=== Exercise prompt ===
For the data below, work out how many lines include the string "into" and report only the number.

=== Supplied information ===
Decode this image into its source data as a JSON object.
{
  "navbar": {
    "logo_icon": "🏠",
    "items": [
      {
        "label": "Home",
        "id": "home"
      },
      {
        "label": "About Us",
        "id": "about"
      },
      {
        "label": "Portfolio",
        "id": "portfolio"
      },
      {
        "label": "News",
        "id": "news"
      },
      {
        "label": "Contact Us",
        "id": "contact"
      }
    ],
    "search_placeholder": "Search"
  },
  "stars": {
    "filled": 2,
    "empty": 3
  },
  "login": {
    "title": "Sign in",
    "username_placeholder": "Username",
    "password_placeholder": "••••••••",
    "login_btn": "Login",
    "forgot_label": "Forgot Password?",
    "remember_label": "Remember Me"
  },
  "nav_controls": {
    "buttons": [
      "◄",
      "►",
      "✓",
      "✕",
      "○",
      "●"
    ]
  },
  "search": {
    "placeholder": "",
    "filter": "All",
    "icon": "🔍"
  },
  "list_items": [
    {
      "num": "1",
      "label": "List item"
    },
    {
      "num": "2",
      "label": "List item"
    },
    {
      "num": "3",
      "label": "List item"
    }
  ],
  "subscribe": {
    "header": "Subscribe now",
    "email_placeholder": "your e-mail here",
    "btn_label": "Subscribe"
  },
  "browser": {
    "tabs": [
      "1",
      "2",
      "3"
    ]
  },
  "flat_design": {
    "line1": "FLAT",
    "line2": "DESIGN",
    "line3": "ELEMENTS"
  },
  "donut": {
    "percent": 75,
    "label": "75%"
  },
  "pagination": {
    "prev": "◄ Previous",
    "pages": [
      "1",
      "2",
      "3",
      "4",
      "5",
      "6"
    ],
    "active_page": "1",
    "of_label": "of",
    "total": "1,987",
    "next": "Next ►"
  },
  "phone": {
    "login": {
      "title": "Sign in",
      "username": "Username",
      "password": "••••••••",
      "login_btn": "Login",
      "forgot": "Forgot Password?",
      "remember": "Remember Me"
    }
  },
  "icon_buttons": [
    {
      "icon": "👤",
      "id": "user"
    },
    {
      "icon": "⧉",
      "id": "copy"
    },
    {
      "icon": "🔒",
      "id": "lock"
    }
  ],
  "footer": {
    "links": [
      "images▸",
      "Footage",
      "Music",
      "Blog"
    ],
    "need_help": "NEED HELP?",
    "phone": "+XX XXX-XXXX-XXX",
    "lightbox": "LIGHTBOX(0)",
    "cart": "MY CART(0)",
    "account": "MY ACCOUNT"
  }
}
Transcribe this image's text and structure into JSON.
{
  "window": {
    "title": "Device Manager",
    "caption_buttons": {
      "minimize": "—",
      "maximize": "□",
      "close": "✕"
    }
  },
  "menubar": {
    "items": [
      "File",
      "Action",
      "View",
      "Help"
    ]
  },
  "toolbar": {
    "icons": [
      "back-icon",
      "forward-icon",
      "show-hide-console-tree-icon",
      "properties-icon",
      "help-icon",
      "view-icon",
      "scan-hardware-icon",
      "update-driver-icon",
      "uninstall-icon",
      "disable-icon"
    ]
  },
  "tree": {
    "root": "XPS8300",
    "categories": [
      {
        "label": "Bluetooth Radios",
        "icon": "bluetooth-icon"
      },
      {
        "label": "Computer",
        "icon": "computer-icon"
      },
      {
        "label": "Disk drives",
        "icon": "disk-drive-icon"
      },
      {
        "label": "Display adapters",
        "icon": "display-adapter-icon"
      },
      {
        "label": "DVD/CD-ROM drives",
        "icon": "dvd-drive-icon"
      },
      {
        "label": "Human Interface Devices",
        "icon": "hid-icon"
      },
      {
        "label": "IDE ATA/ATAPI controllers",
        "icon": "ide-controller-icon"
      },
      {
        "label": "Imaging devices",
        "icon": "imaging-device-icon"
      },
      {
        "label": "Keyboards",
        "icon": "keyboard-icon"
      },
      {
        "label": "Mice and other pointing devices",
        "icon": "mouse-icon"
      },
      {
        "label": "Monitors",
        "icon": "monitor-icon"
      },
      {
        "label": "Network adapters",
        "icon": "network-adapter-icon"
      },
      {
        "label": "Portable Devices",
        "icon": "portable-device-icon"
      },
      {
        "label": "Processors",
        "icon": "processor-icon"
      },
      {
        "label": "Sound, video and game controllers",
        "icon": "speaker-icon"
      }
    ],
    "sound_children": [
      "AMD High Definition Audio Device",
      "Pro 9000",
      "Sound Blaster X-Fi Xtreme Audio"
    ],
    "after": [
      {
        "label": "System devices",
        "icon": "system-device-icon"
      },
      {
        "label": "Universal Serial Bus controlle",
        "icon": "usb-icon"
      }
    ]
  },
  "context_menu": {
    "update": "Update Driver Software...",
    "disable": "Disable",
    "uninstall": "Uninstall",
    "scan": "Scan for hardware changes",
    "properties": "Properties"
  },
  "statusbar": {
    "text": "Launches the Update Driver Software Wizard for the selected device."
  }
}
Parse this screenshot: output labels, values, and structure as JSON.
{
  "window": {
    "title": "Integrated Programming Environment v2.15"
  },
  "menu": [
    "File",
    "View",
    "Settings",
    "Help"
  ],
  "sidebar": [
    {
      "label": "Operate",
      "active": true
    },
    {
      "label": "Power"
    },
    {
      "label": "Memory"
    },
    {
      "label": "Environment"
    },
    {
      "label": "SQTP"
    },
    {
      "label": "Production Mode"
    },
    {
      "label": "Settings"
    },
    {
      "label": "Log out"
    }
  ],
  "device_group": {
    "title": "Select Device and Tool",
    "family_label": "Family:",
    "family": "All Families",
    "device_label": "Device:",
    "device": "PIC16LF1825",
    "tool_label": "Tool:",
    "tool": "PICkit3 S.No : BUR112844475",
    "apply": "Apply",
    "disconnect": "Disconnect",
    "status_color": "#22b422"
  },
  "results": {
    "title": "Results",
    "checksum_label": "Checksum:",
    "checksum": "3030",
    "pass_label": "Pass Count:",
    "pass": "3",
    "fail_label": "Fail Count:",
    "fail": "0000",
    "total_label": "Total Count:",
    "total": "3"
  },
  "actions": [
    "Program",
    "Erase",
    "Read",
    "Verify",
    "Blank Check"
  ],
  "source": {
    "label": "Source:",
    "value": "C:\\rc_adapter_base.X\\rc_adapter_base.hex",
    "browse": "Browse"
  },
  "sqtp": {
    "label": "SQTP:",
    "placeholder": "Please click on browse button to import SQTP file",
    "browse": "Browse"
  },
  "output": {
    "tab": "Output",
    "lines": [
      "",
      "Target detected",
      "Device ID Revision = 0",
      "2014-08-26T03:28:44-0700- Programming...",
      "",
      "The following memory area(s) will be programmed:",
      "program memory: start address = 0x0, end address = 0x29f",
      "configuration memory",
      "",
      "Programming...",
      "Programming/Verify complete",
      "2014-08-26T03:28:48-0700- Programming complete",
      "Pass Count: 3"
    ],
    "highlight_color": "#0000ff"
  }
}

=== Answer below ===
2